• Work to be completed
Would you transcribe the listing that follows, character for character, and omit its images?

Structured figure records
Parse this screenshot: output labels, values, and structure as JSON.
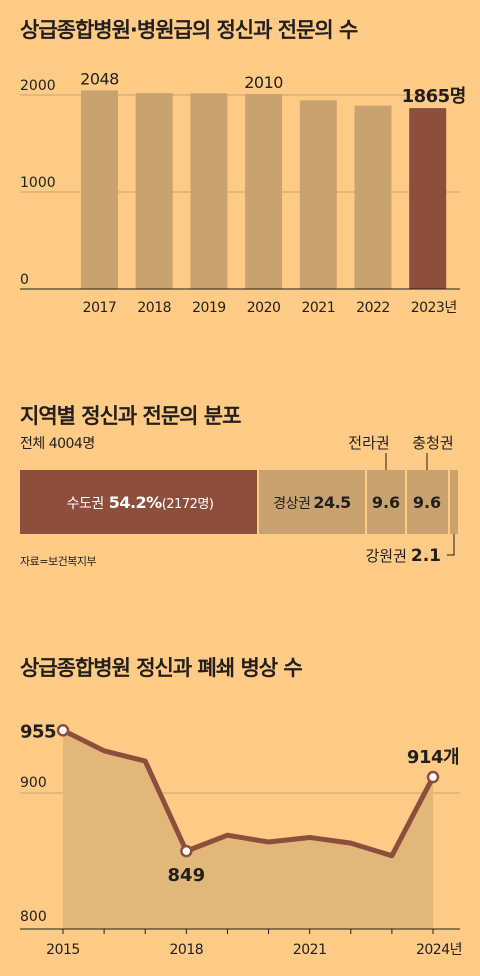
{
  "chart1": {
    "title": "상급종합병원·병원급의 정신과 전문의 수",
    "chart_data": {
      "type": "bar",
      "categories": [
        "2017",
        "2018",
        "2019",
        "2020",
        "2021",
        "2022",
        "2023년"
      ],
      "values": [
        2048,
        2020,
        2018,
        2010,
        1945,
        1890,
        1865
      ],
      "ylim": [
        0,
        2200
      ],
      "yticks": [
        "0",
        "1000",
        "2000"
      ],
      "data_labels": [
        "2048",
        "",
        "",
        "2010",
        "",
        "",
        "1865명"
      ],
      "colors": {
        "bar": "#C9A36F",
        "highlight": "#8E4E3C"
      }
    }
  },
  "chart2": {
    "title": "지역별 정신과 전문의 분포",
    "subtitle": "전체 4004명",
    "chart_data": {
      "type": "bar",
      "stacked": true,
      "series": [
        {
          "name": "수도권",
          "value": 54.2,
          "count": "2172명",
          "color": "#8E4E3C"
        },
        {
          "name": "경상권",
          "value": 24.5,
          "color": "#C9A36F"
        },
        {
          "name": "전라권",
          "value": 9.6,
          "color": "#C9A36F"
        },
        {
          "name": "충청권",
          "value": 9.6,
          "color": "#C9A36F"
        },
        {
          "name": "강원권",
          "value": 2.1,
          "color": "#C9A36F"
        }
      ],
      "labels": {
        "sudo_name": "수도권",
        "sudo_pct": "54.2%",
        "sudo_count": "(2172명)",
        "gyeong_name": "경상권",
        "gyeong_val": "24.5",
        "jeolla_name": "전라권",
        "jeolla_val": "9.6",
        "chung_name": "충청권",
        "chung_val": "9.6",
        "gang_name": "강원권",
        "gang_val": "2.1"
      }
    },
    "source": "자료=보건복지부"
  },
  "chart3": {
    "title": "상급종합병원 정신과 폐쇄 병상 수",
    "chart_data": {
      "type": "line",
      "x": [
        2015,
        2016,
        2017,
        2018,
        2019,
        2020,
        2021,
        2022,
        2023,
        2024
      ],
      "values": [
        955,
        937,
        928,
        849,
        863,
        857,
        861,
        856,
        845,
        914
      ],
      "ylim": [
        800,
        965
      ],
      "yticks": [
        "800",
        "900"
      ],
      "xtick_labels": [
        "2015",
        "2018",
        "2021",
        "2024년"
      ],
      "data_labels": {
        "first": "955",
        "min": "849",
        "last": "914개"
      },
      "colors": {
        "line": "#8E4E3C",
        "area": "#E2B77A"
      }
    }
  }
}
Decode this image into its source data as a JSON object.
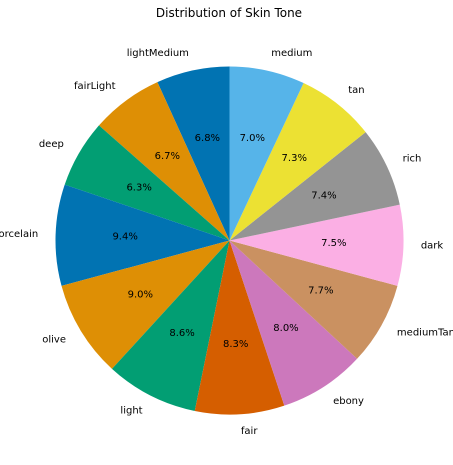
{
  "chart_data": {
    "type": "pie",
    "title": "Distribution of Skin Tone",
    "start_angle_deg": 90,
    "direction": "counterclockwise",
    "categories": [
      "lightMedium",
      "fairLight",
      "deep",
      "porcelain",
      "olive",
      "light",
      "fair",
      "ebony",
      "mediumTan",
      "dark",
      "rich",
      "tan",
      "medium"
    ],
    "values": [
      6.8,
      6.7,
      6.3,
      9.4,
      9.0,
      8.6,
      8.3,
      8.0,
      7.7,
      7.5,
      7.4,
      7.3,
      7.0
    ],
    "value_labels": [
      "6.8%",
      "6.7%",
      "6.3%",
      "9.4%",
      "9.0%",
      "8.6%",
      "8.3%",
      "8.0%",
      "7.7%",
      "7.5%",
      "7.4%",
      "7.3%",
      "7.0%"
    ],
    "colors": [
      "#0173b2",
      "#de8f05",
      "#029e73",
      "#0173b2",
      "#de8f05",
      "#029e73",
      "#d55e00",
      "#cc78bc",
      "#ca9161",
      "#fbafe4",
      "#949494",
      "#ece133",
      "#56b4e9"
    ]
  }
}
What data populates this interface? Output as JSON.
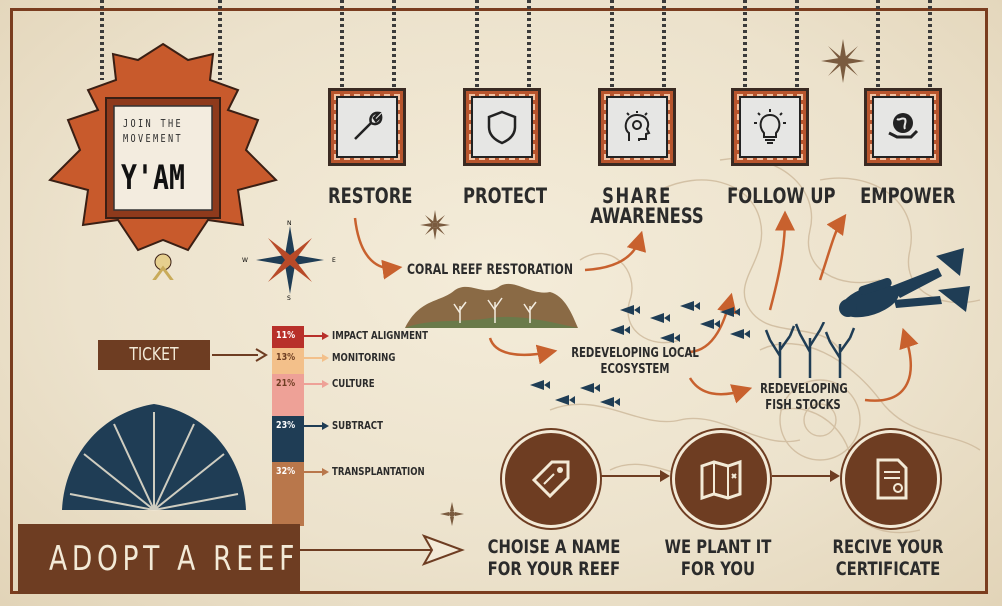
{
  "sign": {
    "line1": "JOIN THE",
    "line2": "MOVEMENT",
    "brand": "Y'AM"
  },
  "steps": [
    {
      "label": "RESTORE",
      "icon": "wrench-icon"
    },
    {
      "label": "PROTECT",
      "icon": "shield-icon"
    },
    {
      "label": "SHARE AWARENESS",
      "line1": "SHARE",
      "line2": "AWARENESS",
      "icon": "head-idea-icon"
    },
    {
      "label": "FOLLOW UP",
      "icon": "lightbulb-icon"
    },
    {
      "label": "EMPOWER",
      "icon": "globe-hand-icon"
    }
  ],
  "flow": {
    "coral_restoration": "CORAL REEF RESTORATION",
    "local_ecosystem_1": "REDEVELOPING LOCAL",
    "local_ecosystem_2": "ECOSYSTEM",
    "fish_stocks_1": "REDEVELOPING",
    "fish_stocks_2": "FISH STOCKS"
  },
  "ticket": "TICKET",
  "ticket_breakdown": {
    "items": [
      {
        "pct": "11%",
        "label": "IMPACT ALIGNMENT",
        "color": "#b8302a"
      },
      {
        "pct": "13%",
        "label": "MONITORING",
        "color": "#f3c08a"
      },
      {
        "pct": "21%",
        "label": "CULTURE",
        "color": "#eea197"
      },
      {
        "pct": "23%",
        "label": "SUBTRACT",
        "color": "#1f3d55"
      },
      {
        "pct": "32%",
        "label": "TRANSPLANTATION",
        "color": "#b9774b"
      }
    ]
  },
  "adopt": {
    "title": "ADOPT A REEF",
    "steps": [
      {
        "line1": "CHOISE A NAME",
        "line2": "FOR YOUR REEF",
        "icon": "tag-icon"
      },
      {
        "line1": "WE PLANT IT",
        "line2": "FOR YOU",
        "icon": "map-icon"
      },
      {
        "line1": "RECIVE YOUR",
        "line2": "CERTIFICATE",
        "icon": "certificate-icon"
      }
    ]
  },
  "compass": {
    "n": "N",
    "e": "E",
    "s": "S",
    "w": "W"
  },
  "colors": {
    "accent": "#c8612e",
    "brown": "#6e3d22",
    "navy": "#1f3d55",
    "paper": "#efe6d3"
  }
}
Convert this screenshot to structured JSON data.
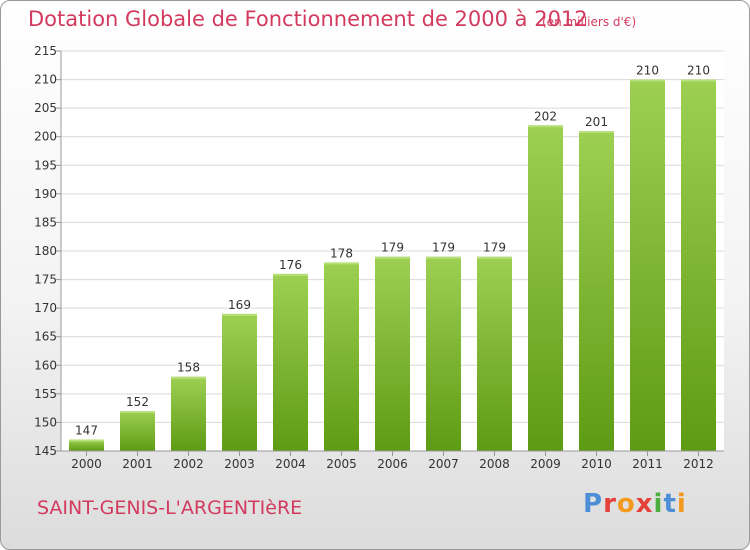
{
  "header": {
    "title": "Dotation Globale de Fonctionnement de 2000 à 2012",
    "subtitle": "(en milliers d'€)"
  },
  "footer": {
    "commune": "SAINT-GENIS-L'ARGENTIèRE",
    "brand_letters": [
      "P",
      "r",
      "o",
      "x",
      "i",
      "t",
      "i"
    ],
    "brand_colors": [
      "#4d8fd6",
      "#e5413a",
      "#f39a1e",
      "#e5413a",
      "#4caf3d",
      "#4d8fd6",
      "#f39a1e"
    ]
  },
  "chart_data": {
    "type": "bar",
    "title": "Dotation Globale de Fonctionnement de 2000 à 2012",
    "subtitle": "(en milliers d'€)",
    "categories": [
      "2000",
      "2001",
      "2002",
      "2003",
      "2004",
      "2005",
      "2006",
      "2007",
      "2008",
      "2009",
      "2010",
      "2011",
      "2012"
    ],
    "values": [
      147,
      152,
      158,
      169,
      176,
      178,
      179,
      179,
      179,
      202,
      201,
      210,
      210
    ],
    "ylim": [
      145,
      215
    ],
    "yticks": [
      145,
      150,
      155,
      160,
      165,
      170,
      175,
      180,
      185,
      190,
      195,
      200,
      205,
      210,
      215
    ],
    "grid": true,
    "bar_color_top": "#9dd052",
    "bar_color_bottom": "#5e9b14",
    "label_color": "#333333",
    "title_color": "#d23a5e"
  }
}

• Task output
Parse this screenshot: output labels, values, and structure as JSON.
{
  "chart1": {
    "title": "상급종합병원·병원급의 정신과 전문의 수",
    "chart_data": {
      "type": "bar",
      "categories": [
        "2017",
        "2018",
        "2019",
        "2020",
        "2021",
        "2022",
        "2023년"
      ],
      "values": [
        2048,
        2020,
        2018,
        2010,
        1945,
        1890,
        1865
      ],
      "ylim": [
        0,
        2200
      ],
      "yticks": [
        "0",
        "1000",
        "2000"
      ],
      "data_labels": [
        "2048",
        "",
        "",
        "2010",
        "",
        "",
        "1865명"
      ],
      "colors": {
        "bar": "#C9A36F",
        "highlight": "#8E4E3C"
      }
    }
  },
  "chart2": {
    "title": "지역별 정신과 전문의 분포",
    "subtitle": "전체 4004명",
    "chart_data": {
      "type": "bar",
      "stacked": true,
      "series": [
        {
          "name": "수도권",
          "value": 54.2,
          "count": "2172명",
          "color": "#8E4E3C"
        },
        {
          "name": "경상권",
          "value": 24.5,
          "color": "#C9A36F"
        },
        {
          "name": "전라권",
          "value": 9.6,
          "color": "#C9A36F"
        },
        {
          "name": "충청권",
          "value": 9.6,
          "color": "#C9A36F"
        },
        {
          "name": "강원권",
          "value": 2.1,
          "color": "#C9A36F"
        }
      ],
      "labels": {
        "sudo_name": "수도권",
        "sudo_pct": "54.2%",
        "sudo_count": "(2172명)",
        "gyeong_name": "경상권",
        "gyeong_val": "24.5",
        "jeolla_name": "전라권",
        "jeolla_val": "9.6",
        "chung_name": "충청권",
        "chung_val": "9.6",
        "gang_name": "강원권",
        "gang_val": "2.1"
      }
    },
    "source": "자료=보건복지부"
  },
  "chart3": {
    "title": "상급종합병원 정신과 폐쇄 병상 수",
    "chart_data": {
      "type": "line",
      "x": [
        2015,
        2016,
        2017,
        2018,
        2019,
        2020,
        2021,
        2022,
        2023,
        2024
      ],
      "values": [
        955,
        937,
        928,
        849,
        863,
        857,
        861,
        856,
        845,
        914
      ],
      "ylim": [
        800,
        965
      ],
      "yticks": [
        "800",
        "900"
      ],
      "xtick_labels": [
        "2015",
        "2018",
        "2021",
        "2024년"
      ],
      "data_labels": {
        "first": "955",
        "min": "849",
        "last": "914개"
      },
      "colors": {
        "line": "#8E4E3C",
        "area": "#E2B77A"
      }
    }
  }
}
Decode this image into its source data as a JSON object.
{
  "chart_data": {
    "type": "pie",
    "title": "Distribution of Skin Tone",
    "start_angle_deg": 90,
    "direction": "counterclockwise",
    "categories": [
      "lightMedium",
      "fairLight",
      "deep",
      "porcelain",
      "olive",
      "light",
      "fair",
      "ebony",
      "mediumTan",
      "dark",
      "rich",
      "tan",
      "medium"
    ],
    "values": [
      6.8,
      6.7,
      6.3,
      9.4,
      9.0,
      8.6,
      8.3,
      8.0,
      7.7,
      7.5,
      7.4,
      7.3,
      7.0
    ],
    "value_labels": [
      "6.8%",
      "6.7%",
      "6.3%",
      "9.4%",
      "9.0%",
      "8.6%",
      "8.3%",
      "8.0%",
      "7.7%",
      "7.5%",
      "7.4%",
      "7.3%",
      "7.0%"
    ],
    "colors": [
      "#0173b2",
      "#de8f05",
      "#029e73",
      "#0173b2",
      "#de8f05",
      "#029e73",
      "#d55e00",
      "#cc78bc",
      "#ca9161",
      "#fbafe4",
      "#949494",
      "#ece133",
      "#56b4e9"
    ]
  }
}
What data populates this interface? Output as JSON.
{
  "sign": {
    "line1": "JOIN THE",
    "line2": "MOVEMENT",
    "brand": "Y'AM"
  },
  "steps": [
    {
      "label": "RESTORE",
      "icon": "wrench-icon"
    },
    {
      "label": "PROTECT",
      "icon": "shield-icon"
    },
    {
      "label": "SHARE AWARENESS",
      "line1": "SHARE",
      "line2": "AWARENESS",
      "icon": "head-idea-icon"
    },
    {
      "label": "FOLLOW UP",
      "icon": "lightbulb-icon"
    },
    {
      "label": "EMPOWER",
      "icon": "globe-hand-icon"
    }
  ],
  "flow": {
    "coral_restoration": "CORAL REEF RESTORATION",
    "local_ecosystem_1": "REDEVELOPING LOCAL",
    "local_ecosystem_2": "ECOSYSTEM",
    "fish_stocks_1": "REDEVELOPING",
    "fish_stocks_2": "FISH STOCKS"
  },
  "ticket": "TICKET",
  "ticket_breakdown": {
    "items": [
      {
        "pct": "11%",
        "label": "IMPACT ALIGNMENT",
        "color": "#b8302a"
      },
      {
        "pct": "13%",
        "label": "MONITORING",
        "color": "#f3c08a"
      },
      {
        "pct": "21%",
        "label": "CULTURE",
        "color": "#eea197"
      },
      {
        "pct": "23%",
        "label": "SUBTRACT",
        "color": "#1f3d55"
      },
      {
        "pct": "32%",
        "label": "TRANSPLANTATION",
        "color": "#b9774b"
      }
    ]
  },
  "adopt": {
    "title": "ADOPT A REEF",
    "steps": [
      {
        "line1": "CHOISE A NAME",
        "line2": "FOR YOUR REEF",
        "icon": "tag-icon"
      },
      {
        "line1": "WE PLANT IT",
        "line2": "FOR YOU",
        "icon": "map-icon"
      },
      {
        "line1": "RECIVE YOUR",
        "line2": "CERTIFICATE",
        "icon": "certificate-icon"
      }
    ]
  },
  "compass": {
    "n": "N",
    "e": "E",
    "s": "S",
    "w": "W"
  },
  "colors": {
    "accent": "#c8612e",
    "brown": "#6e3d22",
    "navy": "#1f3d55",
    "paper": "#efe6d3"
  }
}
Convert this screenshot to structured JSON data.
{
  "header": {
    "title": "Dotation Globale de Fonctionnement de 2000 à 2012",
    "subtitle": "(en milliers d'€)"
  },
  "footer": {
    "commune": "SAINT-GENIS-L'ARGENTIèRE",
    "brand_letters": [
      "P",
      "r",
      "o",
      "x",
      "i",
      "t",
      "i"
    ],
    "brand_colors": [
      "#4d8fd6",
      "#e5413a",
      "#f39a1e",
      "#e5413a",
      "#4caf3d",
      "#4d8fd6",
      "#f39a1e"
    ]
  },
  "chart_data": {
    "type": "bar",
    "title": "Dotation Globale de Fonctionnement de 2000 à 2012",
    "subtitle": "(en milliers d'€)",
    "categories": [
      "2000",
      "2001",
      "2002",
      "2003",
      "2004",
      "2005",
      "2006",
      "2007",
      "2008",
      "2009",
      "2010",
      "2011",
      "2012"
    ],
    "values": [
      147,
      152,
      158,
      169,
      176,
      178,
      179,
      179,
      179,
      202,
      201,
      210,
      210
    ],
    "ylim": [
      145,
      215
    ],
    "yticks": [
      145,
      150,
      155,
      160,
      165,
      170,
      175,
      180,
      185,
      190,
      195,
      200,
      205,
      210,
      215
    ],
    "grid": true,
    "bar_color_top": "#9dd052",
    "bar_color_bottom": "#5e9b14",
    "label_color": "#333333",
    "title_color": "#d23a5e"
  }
}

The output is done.